TASK DETAILS:
In the entries that follow, find the word "Diagnostics" and report each line it is on.

MATERIAL FOR THE TASK:
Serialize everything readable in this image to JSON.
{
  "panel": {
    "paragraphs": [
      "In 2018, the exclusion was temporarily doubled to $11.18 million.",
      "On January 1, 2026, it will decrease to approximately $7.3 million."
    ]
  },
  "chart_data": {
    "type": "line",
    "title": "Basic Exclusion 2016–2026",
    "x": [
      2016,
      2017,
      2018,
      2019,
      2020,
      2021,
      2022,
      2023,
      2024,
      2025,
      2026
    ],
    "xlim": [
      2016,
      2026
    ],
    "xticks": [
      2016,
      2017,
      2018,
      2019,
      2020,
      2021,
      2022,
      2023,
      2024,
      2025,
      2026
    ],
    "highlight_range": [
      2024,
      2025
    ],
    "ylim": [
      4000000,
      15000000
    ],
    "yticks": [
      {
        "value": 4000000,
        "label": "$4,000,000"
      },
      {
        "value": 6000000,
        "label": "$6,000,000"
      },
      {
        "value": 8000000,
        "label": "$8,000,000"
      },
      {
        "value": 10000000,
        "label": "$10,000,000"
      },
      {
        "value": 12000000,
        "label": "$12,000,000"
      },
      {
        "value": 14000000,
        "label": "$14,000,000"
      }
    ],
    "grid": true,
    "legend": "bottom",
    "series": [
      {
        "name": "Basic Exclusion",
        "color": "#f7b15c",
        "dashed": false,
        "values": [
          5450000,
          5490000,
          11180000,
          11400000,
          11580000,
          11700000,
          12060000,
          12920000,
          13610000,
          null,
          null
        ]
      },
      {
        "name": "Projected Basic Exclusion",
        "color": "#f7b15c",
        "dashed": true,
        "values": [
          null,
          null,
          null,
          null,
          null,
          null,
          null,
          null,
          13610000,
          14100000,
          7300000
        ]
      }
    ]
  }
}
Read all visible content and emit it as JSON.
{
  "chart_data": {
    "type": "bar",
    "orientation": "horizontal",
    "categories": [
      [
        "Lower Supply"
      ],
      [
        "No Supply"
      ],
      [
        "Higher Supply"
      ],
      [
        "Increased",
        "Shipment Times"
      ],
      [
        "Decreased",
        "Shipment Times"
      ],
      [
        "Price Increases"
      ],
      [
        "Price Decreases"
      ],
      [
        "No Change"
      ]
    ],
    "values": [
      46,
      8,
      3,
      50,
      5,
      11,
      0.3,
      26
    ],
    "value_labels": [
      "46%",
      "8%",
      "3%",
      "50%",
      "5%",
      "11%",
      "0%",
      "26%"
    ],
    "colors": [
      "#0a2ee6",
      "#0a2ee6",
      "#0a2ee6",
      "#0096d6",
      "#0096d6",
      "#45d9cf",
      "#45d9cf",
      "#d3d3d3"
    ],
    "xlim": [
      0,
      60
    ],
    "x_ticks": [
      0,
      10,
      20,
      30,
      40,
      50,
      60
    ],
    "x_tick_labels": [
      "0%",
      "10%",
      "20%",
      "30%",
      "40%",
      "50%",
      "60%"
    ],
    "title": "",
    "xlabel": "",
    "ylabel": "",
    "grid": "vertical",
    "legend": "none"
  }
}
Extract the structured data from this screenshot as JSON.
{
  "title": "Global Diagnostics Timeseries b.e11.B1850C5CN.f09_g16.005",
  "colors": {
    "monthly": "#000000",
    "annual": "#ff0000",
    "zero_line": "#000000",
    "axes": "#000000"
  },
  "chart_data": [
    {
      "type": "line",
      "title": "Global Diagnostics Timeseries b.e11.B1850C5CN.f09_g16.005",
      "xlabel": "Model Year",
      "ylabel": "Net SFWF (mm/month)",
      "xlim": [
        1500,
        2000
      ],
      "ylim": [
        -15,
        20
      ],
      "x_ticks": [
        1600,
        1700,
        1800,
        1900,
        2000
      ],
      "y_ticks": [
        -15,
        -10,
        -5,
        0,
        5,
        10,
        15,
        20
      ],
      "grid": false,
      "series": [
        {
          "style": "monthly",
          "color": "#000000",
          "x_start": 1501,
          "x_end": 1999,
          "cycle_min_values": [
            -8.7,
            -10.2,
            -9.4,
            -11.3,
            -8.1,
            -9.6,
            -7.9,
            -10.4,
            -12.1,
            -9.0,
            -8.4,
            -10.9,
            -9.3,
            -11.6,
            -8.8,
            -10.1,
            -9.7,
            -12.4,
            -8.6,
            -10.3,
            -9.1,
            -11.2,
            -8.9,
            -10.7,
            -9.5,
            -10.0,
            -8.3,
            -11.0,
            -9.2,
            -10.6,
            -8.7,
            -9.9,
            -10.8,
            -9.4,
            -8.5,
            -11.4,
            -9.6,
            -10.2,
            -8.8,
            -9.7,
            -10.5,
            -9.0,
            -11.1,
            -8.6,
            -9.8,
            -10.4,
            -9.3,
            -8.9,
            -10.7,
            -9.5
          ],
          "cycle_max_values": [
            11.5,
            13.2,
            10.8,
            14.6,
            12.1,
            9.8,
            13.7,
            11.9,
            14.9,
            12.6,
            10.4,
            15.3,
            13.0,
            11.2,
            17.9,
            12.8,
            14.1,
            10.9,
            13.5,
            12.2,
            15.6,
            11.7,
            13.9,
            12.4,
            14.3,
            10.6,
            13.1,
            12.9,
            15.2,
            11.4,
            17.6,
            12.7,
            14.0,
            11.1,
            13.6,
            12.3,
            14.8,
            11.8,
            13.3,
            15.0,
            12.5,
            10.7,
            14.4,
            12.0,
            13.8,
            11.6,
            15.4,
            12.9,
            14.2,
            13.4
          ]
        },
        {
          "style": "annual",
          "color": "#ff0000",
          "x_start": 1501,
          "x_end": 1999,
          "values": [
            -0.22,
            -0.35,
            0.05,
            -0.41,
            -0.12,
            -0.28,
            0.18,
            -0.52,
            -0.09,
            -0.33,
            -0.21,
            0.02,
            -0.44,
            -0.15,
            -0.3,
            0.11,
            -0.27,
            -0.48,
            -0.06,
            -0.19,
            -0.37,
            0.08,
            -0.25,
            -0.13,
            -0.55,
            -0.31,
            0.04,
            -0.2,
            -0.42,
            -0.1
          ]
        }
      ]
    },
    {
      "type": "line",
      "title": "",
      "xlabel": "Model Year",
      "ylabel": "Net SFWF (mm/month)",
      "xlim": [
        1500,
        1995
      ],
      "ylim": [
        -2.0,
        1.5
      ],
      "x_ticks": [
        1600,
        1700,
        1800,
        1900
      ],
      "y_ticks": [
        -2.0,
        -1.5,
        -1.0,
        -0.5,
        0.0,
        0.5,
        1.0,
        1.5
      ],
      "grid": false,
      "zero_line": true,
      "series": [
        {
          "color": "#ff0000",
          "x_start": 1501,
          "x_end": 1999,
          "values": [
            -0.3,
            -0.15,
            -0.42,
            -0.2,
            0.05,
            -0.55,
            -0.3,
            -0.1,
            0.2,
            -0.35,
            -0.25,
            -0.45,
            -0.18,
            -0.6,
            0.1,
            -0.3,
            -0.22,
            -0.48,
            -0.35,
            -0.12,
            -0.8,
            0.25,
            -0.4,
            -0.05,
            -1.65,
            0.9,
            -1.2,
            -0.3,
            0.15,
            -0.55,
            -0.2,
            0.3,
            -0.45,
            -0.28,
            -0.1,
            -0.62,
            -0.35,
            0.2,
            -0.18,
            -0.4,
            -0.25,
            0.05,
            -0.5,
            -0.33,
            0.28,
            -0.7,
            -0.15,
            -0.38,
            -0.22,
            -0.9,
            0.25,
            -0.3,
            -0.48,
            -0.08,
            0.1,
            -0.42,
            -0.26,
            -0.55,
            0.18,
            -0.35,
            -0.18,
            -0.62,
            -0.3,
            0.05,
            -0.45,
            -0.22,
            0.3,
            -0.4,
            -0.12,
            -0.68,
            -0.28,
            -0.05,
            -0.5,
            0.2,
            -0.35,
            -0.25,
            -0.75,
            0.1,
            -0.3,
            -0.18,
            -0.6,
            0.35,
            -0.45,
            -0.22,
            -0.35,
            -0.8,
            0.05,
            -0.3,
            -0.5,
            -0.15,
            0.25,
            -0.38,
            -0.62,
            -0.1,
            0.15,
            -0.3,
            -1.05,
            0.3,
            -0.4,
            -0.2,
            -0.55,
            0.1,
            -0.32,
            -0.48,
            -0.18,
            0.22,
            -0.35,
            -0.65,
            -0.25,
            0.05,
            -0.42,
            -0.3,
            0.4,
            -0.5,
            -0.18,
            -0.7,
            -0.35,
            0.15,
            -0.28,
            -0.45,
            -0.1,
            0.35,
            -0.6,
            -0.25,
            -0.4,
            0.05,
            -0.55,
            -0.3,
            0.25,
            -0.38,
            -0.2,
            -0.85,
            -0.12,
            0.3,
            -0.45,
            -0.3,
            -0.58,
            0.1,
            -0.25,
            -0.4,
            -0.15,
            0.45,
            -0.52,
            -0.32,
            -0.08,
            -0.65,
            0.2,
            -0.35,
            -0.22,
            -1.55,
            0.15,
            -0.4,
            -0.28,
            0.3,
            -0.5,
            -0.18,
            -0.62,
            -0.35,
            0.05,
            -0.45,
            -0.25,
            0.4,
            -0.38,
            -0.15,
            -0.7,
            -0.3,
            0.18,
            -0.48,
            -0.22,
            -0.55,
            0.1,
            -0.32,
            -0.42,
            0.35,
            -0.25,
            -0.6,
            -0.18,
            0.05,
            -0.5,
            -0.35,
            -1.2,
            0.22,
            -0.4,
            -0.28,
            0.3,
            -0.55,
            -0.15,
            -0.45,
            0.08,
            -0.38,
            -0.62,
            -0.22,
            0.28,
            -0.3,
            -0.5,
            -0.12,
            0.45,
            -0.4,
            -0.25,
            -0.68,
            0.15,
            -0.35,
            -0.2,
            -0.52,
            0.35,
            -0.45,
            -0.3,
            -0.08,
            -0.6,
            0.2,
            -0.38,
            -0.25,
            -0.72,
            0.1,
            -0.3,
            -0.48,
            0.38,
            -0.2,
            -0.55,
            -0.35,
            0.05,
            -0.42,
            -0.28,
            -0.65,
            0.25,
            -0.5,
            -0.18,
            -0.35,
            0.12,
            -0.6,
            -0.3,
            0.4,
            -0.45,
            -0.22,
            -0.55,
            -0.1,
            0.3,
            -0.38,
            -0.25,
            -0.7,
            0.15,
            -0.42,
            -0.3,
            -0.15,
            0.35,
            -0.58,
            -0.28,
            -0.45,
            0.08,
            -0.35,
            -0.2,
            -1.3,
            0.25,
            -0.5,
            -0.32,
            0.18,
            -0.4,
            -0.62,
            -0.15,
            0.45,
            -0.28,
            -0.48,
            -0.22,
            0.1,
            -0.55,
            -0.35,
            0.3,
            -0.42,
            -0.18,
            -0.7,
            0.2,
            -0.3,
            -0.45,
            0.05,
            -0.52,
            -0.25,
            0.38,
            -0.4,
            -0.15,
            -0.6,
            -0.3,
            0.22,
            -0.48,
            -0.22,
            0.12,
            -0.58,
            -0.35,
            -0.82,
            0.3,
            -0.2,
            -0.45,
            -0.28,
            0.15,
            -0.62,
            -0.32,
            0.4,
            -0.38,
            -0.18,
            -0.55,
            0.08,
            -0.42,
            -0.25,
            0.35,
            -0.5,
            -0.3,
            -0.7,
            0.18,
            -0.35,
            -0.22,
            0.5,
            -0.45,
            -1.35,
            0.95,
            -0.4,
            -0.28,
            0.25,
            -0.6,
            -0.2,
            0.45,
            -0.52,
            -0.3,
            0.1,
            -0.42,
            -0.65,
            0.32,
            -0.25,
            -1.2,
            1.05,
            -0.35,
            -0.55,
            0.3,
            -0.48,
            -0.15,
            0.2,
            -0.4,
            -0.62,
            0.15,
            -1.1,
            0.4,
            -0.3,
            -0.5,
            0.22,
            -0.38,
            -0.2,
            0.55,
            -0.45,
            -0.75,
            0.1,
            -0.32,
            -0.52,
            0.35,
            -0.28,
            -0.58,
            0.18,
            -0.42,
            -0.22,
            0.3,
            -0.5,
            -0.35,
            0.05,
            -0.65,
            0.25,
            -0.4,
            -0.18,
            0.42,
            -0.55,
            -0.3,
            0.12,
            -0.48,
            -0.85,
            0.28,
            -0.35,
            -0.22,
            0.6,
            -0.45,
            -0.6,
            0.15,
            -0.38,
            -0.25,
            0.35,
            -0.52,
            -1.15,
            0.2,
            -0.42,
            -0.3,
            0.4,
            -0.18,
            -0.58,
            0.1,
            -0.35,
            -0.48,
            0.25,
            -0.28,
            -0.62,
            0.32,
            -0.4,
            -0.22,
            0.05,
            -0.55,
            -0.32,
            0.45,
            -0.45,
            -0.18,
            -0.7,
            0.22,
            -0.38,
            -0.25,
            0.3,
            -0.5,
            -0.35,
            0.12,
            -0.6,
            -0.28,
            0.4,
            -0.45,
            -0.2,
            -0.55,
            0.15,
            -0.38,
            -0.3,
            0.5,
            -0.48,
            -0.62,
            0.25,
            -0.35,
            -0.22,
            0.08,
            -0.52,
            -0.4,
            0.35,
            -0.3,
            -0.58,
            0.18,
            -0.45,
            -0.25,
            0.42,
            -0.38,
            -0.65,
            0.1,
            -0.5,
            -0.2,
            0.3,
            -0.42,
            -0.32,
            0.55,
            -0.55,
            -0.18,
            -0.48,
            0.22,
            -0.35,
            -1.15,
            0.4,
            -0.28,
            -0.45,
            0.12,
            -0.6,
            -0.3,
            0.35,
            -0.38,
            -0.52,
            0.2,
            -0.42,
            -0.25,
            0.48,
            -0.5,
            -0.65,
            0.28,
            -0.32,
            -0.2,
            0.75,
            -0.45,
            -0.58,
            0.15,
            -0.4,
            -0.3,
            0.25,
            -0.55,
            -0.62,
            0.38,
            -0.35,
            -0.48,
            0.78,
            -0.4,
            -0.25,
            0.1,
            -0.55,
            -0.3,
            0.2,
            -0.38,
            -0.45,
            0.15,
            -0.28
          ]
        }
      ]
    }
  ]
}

RIGHT ANSWER:
  "title": "Global Diagnostics Timeseries b.e11.B1850C5CN.f09_g16.005",
      "title": "Global Diagnostics Timeseries b.e11.B1850C5CN.f09_g16.005",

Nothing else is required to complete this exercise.